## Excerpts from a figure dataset
►

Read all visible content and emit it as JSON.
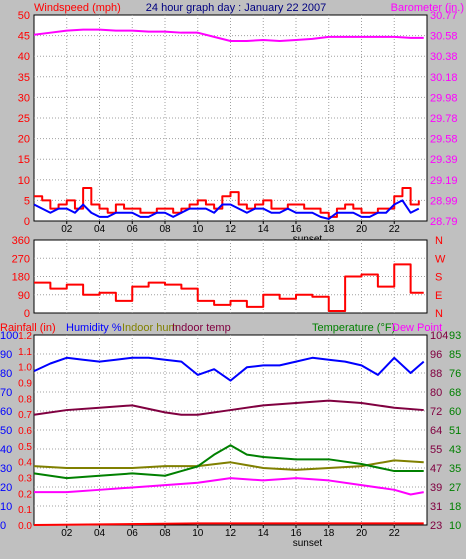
{
  "header": {
    "title_left": "Windspeed (mph)",
    "title_center": "24 hour graph day : January 22 2007",
    "title_right": "Barometer (in.)"
  },
  "colors": {
    "background": "#c0c0c0",
    "plot_bg": "#ffffff",
    "wind": "#ff0000",
    "gust": "#ff0000",
    "avg_wind": "#0000ff",
    "barometer": "#ff00ff",
    "direction": "#ff0000",
    "humidity": "#0000ff",
    "indoor_humidity": "#808000",
    "indoor_temp": "#800040",
    "temperature": "#008000",
    "dew_point": "#ff00ff",
    "rainfall": "#ff0000",
    "grid": "#a0a0a0"
  },
  "chart_data": [
    {
      "type": "line",
      "id": "wind_baro",
      "title": "24 hour graph day : January 22 2007",
      "x_ticks": [
        "02",
        "04",
        "06",
        "08",
        "10",
        "12",
        "14",
        "16",
        "18",
        "20",
        "22"
      ],
      "x_annotation": "sunset",
      "y_left": {
        "label": "Windspeed (mph)",
        "ticks": [
          "0",
          "5",
          "10",
          "15",
          "20",
          "25",
          "30",
          "35",
          "40",
          "45",
          "50"
        ],
        "lim": [
          0,
          50
        ]
      },
      "y_right": {
        "label": "Barometer (in.)",
        "ticks": [
          "28.79",
          "28.99",
          "29.19",
          "29.39",
          "29.58",
          "29.78",
          "29.98",
          "30.18",
          "30.38",
          "30.58",
          "30.77"
        ],
        "lim": [
          28.79,
          30.77
        ]
      },
      "grid": true,
      "series": [
        {
          "name": "Windspeed",
          "axis": "left",
          "x": [
            0,
            0.5,
            1,
            1.5,
            2,
            2.5,
            3,
            3.5,
            4,
            4.5,
            5,
            5.5,
            6,
            6.5,
            7,
            7.5,
            8,
            8.5,
            9,
            9.5,
            10,
            10.5,
            11,
            11.5,
            12,
            12.5,
            13,
            13.5,
            14,
            14.5,
            15,
            15.5,
            16,
            16.5,
            17,
            17.5,
            18,
            18.5,
            19,
            19.5,
            20,
            20.5,
            21,
            21.5,
            22,
            22.5,
            23,
            23.5
          ],
          "values": [
            6,
            5,
            3,
            4,
            5,
            3,
            8,
            4,
            3,
            2,
            4,
            3,
            3,
            2,
            2,
            3,
            3,
            2,
            3,
            4,
            5,
            4,
            3,
            6,
            7,
            4,
            3,
            4,
            5,
            3,
            3,
            4,
            4,
            3,
            3,
            2,
            1,
            3,
            4,
            3,
            2,
            2,
            3,
            3,
            6,
            8,
            4,
            5
          ]
        },
        {
          "name": "Avg wind",
          "axis": "left",
          "x": [
            0,
            0.5,
            1,
            1.5,
            2,
            2.5,
            3,
            3.5,
            4,
            4.5,
            5,
            5.5,
            6,
            6.5,
            7,
            7.5,
            8,
            8.5,
            9,
            9.5,
            10,
            10.5,
            11,
            11.5,
            12,
            12.5,
            13,
            13.5,
            14,
            14.5,
            15,
            15.5,
            16,
            16.5,
            17,
            17.5,
            18,
            18.5,
            19,
            19.5,
            20,
            20.5,
            21,
            21.5,
            22,
            22.5,
            23,
            23.5
          ],
          "values": [
            4,
            3,
            2,
            3,
            3,
            2,
            4,
            2,
            1,
            1,
            2,
            2,
            2,
            1,
            1,
            2,
            2,
            1,
            2,
            3,
            3,
            3,
            2,
            4,
            4,
            3,
            2,
            3,
            3,
            2,
            2,
            3,
            2,
            2,
            2,
            1,
            0.5,
            2,
            2,
            2,
            1,
            1,
            2,
            2,
            4,
            5,
            2,
            3
          ]
        },
        {
          "name": "Barometer",
          "axis": "right",
          "x": [
            0,
            1,
            2,
            3,
            4,
            5,
            6,
            7,
            8,
            9,
            10,
            11,
            12,
            13,
            14,
            15,
            16,
            17,
            18,
            19,
            20,
            21,
            22,
            23,
            23.8
          ],
          "values": [
            30.58,
            30.6,
            30.62,
            30.63,
            30.63,
            30.62,
            30.62,
            30.61,
            30.61,
            30.6,
            30.6,
            30.56,
            30.52,
            30.52,
            30.53,
            30.52,
            30.53,
            30.54,
            30.56,
            30.56,
            30.56,
            30.56,
            30.56,
            30.55,
            30.55
          ]
        }
      ]
    },
    {
      "type": "line",
      "id": "direction",
      "x_ticks": [],
      "y_left": {
        "ticks": [
          "0",
          "90",
          "180",
          "270",
          "360"
        ],
        "lim": [
          0,
          360
        ]
      },
      "y_right": {
        "ticks": [
          "N",
          "E",
          "S",
          "W",
          "N"
        ]
      },
      "grid": true,
      "series": [
        {
          "name": "Wind direction",
          "x": [
            0,
            1,
            2,
            3,
            4,
            5,
            6,
            7,
            8,
            9,
            10,
            11,
            12,
            13,
            14,
            15,
            16,
            17,
            18,
            19,
            20,
            21,
            22,
            23,
            23.8
          ],
          "values": [
            150,
            120,
            140,
            90,
            100,
            60,
            130,
            150,
            140,
            120,
            60,
            40,
            60,
            30,
            90,
            70,
            90,
            80,
            10,
            180,
            190,
            130,
            240,
            100,
            100
          ]
        }
      ]
    },
    {
      "type": "line",
      "id": "humidity_temp",
      "x_ticks": [
        "02",
        "04",
        "06",
        "08",
        "10",
        "12",
        "14",
        "16",
        "18",
        "20",
        "22"
      ],
      "x_annotation": "sunset",
      "legend": [
        "Rainfall (in)",
        "Humidity %",
        "Indoor hum",
        "Indoor temp",
        "Temperature (°F)",
        "Dew Point"
      ],
      "y_rain": {
        "label": "Rainfall (in)",
        "ticks": [
          "0.0",
          "0.1",
          "0.2",
          "0.3",
          "0.4",
          "0.5",
          "0.6",
          "0.7",
          "0.8",
          "0.9",
          "1.0",
          "1.1",
          "1.2"
        ],
        "lim": [
          0,
          1.2
        ]
      },
      "y_humidity": {
        "label": "Humidity %",
        "ticks": [
          "0",
          "10",
          "20",
          "30",
          "40",
          "50",
          "60",
          "70",
          "80",
          "90",
          "100"
        ],
        "lim": [
          0,
          100
        ]
      },
      "y_temp_outer": {
        "ticks": [
          "23",
          "31",
          "39",
          "47",
          "55",
          "64",
          "72",
          "80",
          "88",
          "96",
          "104"
        ],
        "lim": [
          23,
          104
        ]
      },
      "y_temp_inner": {
        "ticks": [
          "10",
          "18",
          "27",
          "35",
          "43",
          "51",
          "60",
          "68",
          "76",
          "85",
          "93"
        ],
        "lim": [
          10,
          93
        ]
      },
      "grid": true,
      "series": [
        {
          "name": "Humidity %",
          "axis": "humidity",
          "x": [
            0,
            1,
            2,
            3,
            4,
            5,
            6,
            7,
            8,
            9,
            10,
            11,
            12,
            13,
            14,
            15,
            16,
            17,
            18,
            19,
            20,
            21,
            22,
            23,
            23.8
          ],
          "values": [
            81,
            85,
            88,
            87,
            86,
            87,
            88,
            88,
            87,
            86,
            79,
            82,
            76,
            83,
            84,
            84,
            86,
            88,
            87,
            86,
            84,
            79,
            88,
            80,
            86
          ]
        },
        {
          "name": "Indoor hum",
          "axis": "humidity",
          "x": [
            0,
            2,
            4,
            6,
            8,
            10,
            12,
            14,
            16,
            18,
            20,
            22,
            23.8
          ],
          "values": [
            31,
            30,
            30,
            30,
            31,
            31,
            33,
            30,
            29,
            30,
            31,
            34,
            33
          ]
        },
        {
          "name": "Indoor temp",
          "axis": "temp_outer",
          "x": [
            0,
            2,
            4,
            6,
            8,
            9,
            10,
            12,
            14,
            16,
            18,
            20,
            22,
            23.8
          ],
          "values": [
            70,
            72,
            73,
            74,
            71,
            70,
            70,
            72,
            74,
            75,
            76,
            75,
            73,
            72
          ]
        },
        {
          "name": "Temperature (°F)",
          "axis": "temp_outer",
          "x": [
            0,
            2,
            4,
            6,
            8,
            9,
            10,
            11,
            12,
            13,
            14,
            16,
            18,
            20,
            22,
            23.8
          ],
          "values": [
            45,
            43,
            44,
            45,
            44,
            46,
            48,
            53,
            57,
            53,
            52,
            51,
            51,
            49,
            46,
            46
          ]
        },
        {
          "name": "Dew Point",
          "axis": "temp_outer",
          "x": [
            0,
            2,
            4,
            6,
            8,
            10,
            12,
            14,
            16,
            18,
            20,
            22,
            23,
            23.8
          ],
          "values": [
            37,
            37,
            38,
            39,
            40,
            41,
            43,
            42,
            43,
            42,
            40,
            38,
            36,
            37
          ]
        },
        {
          "name": "Rainfall (in)",
          "axis": "rain",
          "x": [
            0,
            10,
            23.8
          ],
          "values": [
            0,
            0.01,
            0.01
          ]
        }
      ]
    }
  ]
}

◄

## Stated goal
Gather every line from the listing above in which the word "graph" appears.

## Solution for this exercise
    "title_center": "24 hour graph day : January 22 2007",
      "title": "24 hour graph day : January 22 2007",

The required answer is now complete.